**Problem to solve**
Give an exact transcription of every line, dropping the images.

**Record excerpts**
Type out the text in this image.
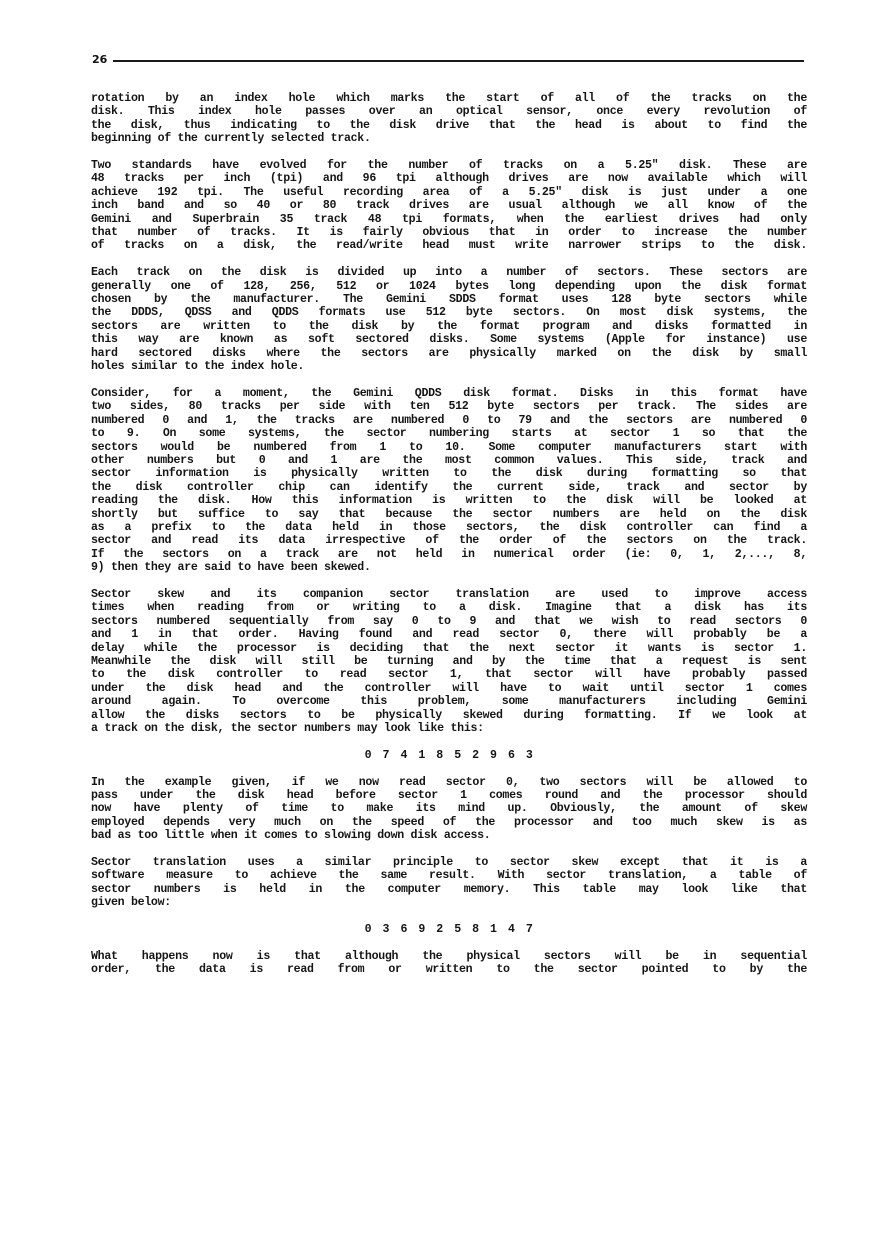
26
rotation by an index hole which marks the start of all of the tracks on the
disk. This index hole passes over an optical sensor, once every revolution of
the disk, thus indicating to the disk drive that the head is about to find the
beginning of the currently selected track.
Two standards have evolved for the number of tracks on a 5.25" disk. These are
48 tracks per inch (tpi) and 96 tpi although drives are now available which will
achieve 192 tpi. The useful recording area of a 5.25" disk is just under a one
inch band and so 40 or 80 track drives are usual although we all know of the
Gemini and Superbrain 35 track 48 tpi formats, when the earliest drives had only
that number of tracks. It is fairly obvious that in order to increase the number
of tracks on a disk, the read/write head must write narrower strips to the disk.
Each track on the disk is divided up into a number of sectors. These sectors are
generally one of 128, 256, 512 or 1024 bytes long depending upon the disk format
chosen by the manufacturer. The Gemini SDDS format uses 128 byte sectors while
the DDDS, QDSS and QDDS formats use 512 byte sectors. On most disk systems, the
sectors are written to the disk by the format program and disks formatted in
this way are known as soft sectored disks. Some systems (Apple for instance) use
hard sectored disks where the sectors are physically marked on the disk by small
holes similar to the index hole.
Consider, for a moment, the Gemini QDDS disk format. Disks in this format have
two sides, 80 tracks per side with ten 512 byte sectors per track. The sides are
numbered 0 and 1, the tracks are numbered 0 to 79 and the sectors are numbered 0
to 9. On some systems, the sector numbering starts at sector 1 so that the
sectors would be numbered from 1 to 10. Some computer manufacturers start with
other numbers but 0 and 1 are the most common values. This side, track and
sector information is physically written to the disk during formatting so that
the disk controller chip can identify the current side, track and sector by
reading the disk. How this information is written to the disk will be looked at
shortly but suffice to say that because the sector numbers are held on the disk
as a prefix to the data held in those sectors, the disk controller can find a
sector and read its data irrespective of the order of the sectors on the track.
If the sectors on a track are not held in numerical order (ie: 0, 1, 2,..., 8,
9) then they are said to have been skewed.
Sector skew and its companion sector translation are used to improve access
times when reading from or writing to a disk. Imagine that a disk has its
sectors numbered sequentially from say 0 to 9 and that we wish to read sectors 0
and 1 in that order. Having found and read sector 0, there will probably be a
delay while the processor is deciding that the next sector it wants is sector 1.
Meanwhile the disk will still be turning and by the time that a request is sent
to the disk controller to read sector 1, that sector will have probably passed
under the disk head and the controller will have to wait until sector 1 comes
around again. To overcome this problem, some manufacturers including Gemini
allow the disks sectors to be physically skewed during formatting. If we look at
a track on the disk, the sector numbers may look like this:
0 7 4 1 8 5 2 9 6 3
In the example given, if we now read sector 0, two sectors will be allowed to
pass under the disk head before sector 1 comes round and the processor should
now have plenty of time to make its mind up. Obviously, the amount of skew
employed depends very much on the speed of the processor and too much skew is as
bad as too little when it comes to slowing down disk access.
Sector translation uses a similar principle to sector skew except that it is a
software measure to achieve the same result. With sector translation, a table of
sector numbers is held in the computer memory. This table may look like that
given below:
0 3 6 9 2 5 8 1 4 7
What happens now is that although the physical sectors will be in sequential
order, the data is read from or written to the sector pointed to by the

**Right answer**
Type out the text in this image.
26
rotation by an index hole which marks the start of all of the tracks on the
disk. This index hole passes over an optical sensor, once every revolution of
the disk, thus indicating to the disk drive that the head is about to find the
beginning of the currently selected track.
Two standards have evolved for the number of tracks on a 5.25" disk. These are
48 tracks per inch (tpi) and 96 tpi although drives are now available which will
achieve 192 tpi. The useful recording area of a 5.25" disk is just under a one
inch band and so 40 or 80 track drives are usual although we all know of the
Gemini and Superbrain 35 track 48 tpi formats, when the earliest drives had only
that number of tracks. It is fairly obvious that in order to increase the number
of tracks on a disk, the read/write head must write narrower strips to the disk.
Each track on the disk is divided up into a number of sectors. These sectors are
generally one of 128, 256, 512 or 1024 bytes long depending upon the disk format
chosen by the manufacturer. The Gemini SDDS format uses 128 byte sectors while
the DDDS, QDSS and QDDS formats use 512 byte sectors. On most disk systems, the
sectors are written to the disk by the format program and disks formatted in
this way are known as soft sectored disks. Some systems (Apple for instance) use
hard sectored disks where the sectors are physically marked on the disk by small
holes similar to the index hole.
Consider, for a moment, the Gemini QDDS disk format. Disks in this format have
two sides, 80 tracks per side with ten 512 byte sectors per track. The sides are
numbered 0 and 1, the tracks are numbered 0 to 79 and the sectors are numbered 0
to 9. On some systems, the sector numbering starts at sector 1 so that the
sectors would be numbered from 1 to 10. Some computer manufacturers start with
other numbers but 0 and 1 are the most common values. This side, track and
sector information is physically written to the disk during formatting so that
the disk controller chip can identify the current side, track and sector by
reading the disk. How this information is written to the disk will be looked at
shortly but suffice to say that because the sector numbers are held on the disk
as a prefix to the data held in those sectors, the disk controller can find a
sector and read its data irrespective of the order of the sectors on the track.
If the sectors on a track are not held in numerical order (ie: 0, 1, 2,..., 8,
9) then they are said to have been skewed.
Sector skew and its companion sector translation are used to improve access
times when reading from or writing to a disk. Imagine that a disk has its
sectors numbered sequentially from say 0 to 9 and that we wish to read sectors 0
and 1 in that order. Having found and read sector 0, there will probably be a
delay while the processor is deciding that the next sector it wants is sector 1.
Meanwhile the disk will still be turning and by the time that a request is sent
to the disk controller to read sector 1, that sector will have probably passed
under the disk head and the controller will have to wait until sector 1 comes
around again. To overcome this problem, some manufacturers including Gemini
allow the disks sectors to be physically skewed during formatting. If we look at
a track on the disk, the sector numbers may look like this:
0 7 4 1 8 5 2 9 6 3
In the example given, if we now read sector 0, two sectors will be allowed to
pass under the disk head before sector 1 comes round and the processor should
now have plenty of time to make its mind up. Obviously, the amount of skew
employed depends very much on the speed of the processor and too much skew is as
bad as too little when it comes to slowing down disk access.
Sector translation uses a similar principle to sector skew except that it is a
software measure to achieve the same result. With sector translation, a table of
sector numbers is held in the computer memory. This table may look like that
given below:
0 3 6 9 2 5 8 1 4 7
What happens now is that although the physical sectors will be in sequential
order, the data is read from or written to the sector pointed to by the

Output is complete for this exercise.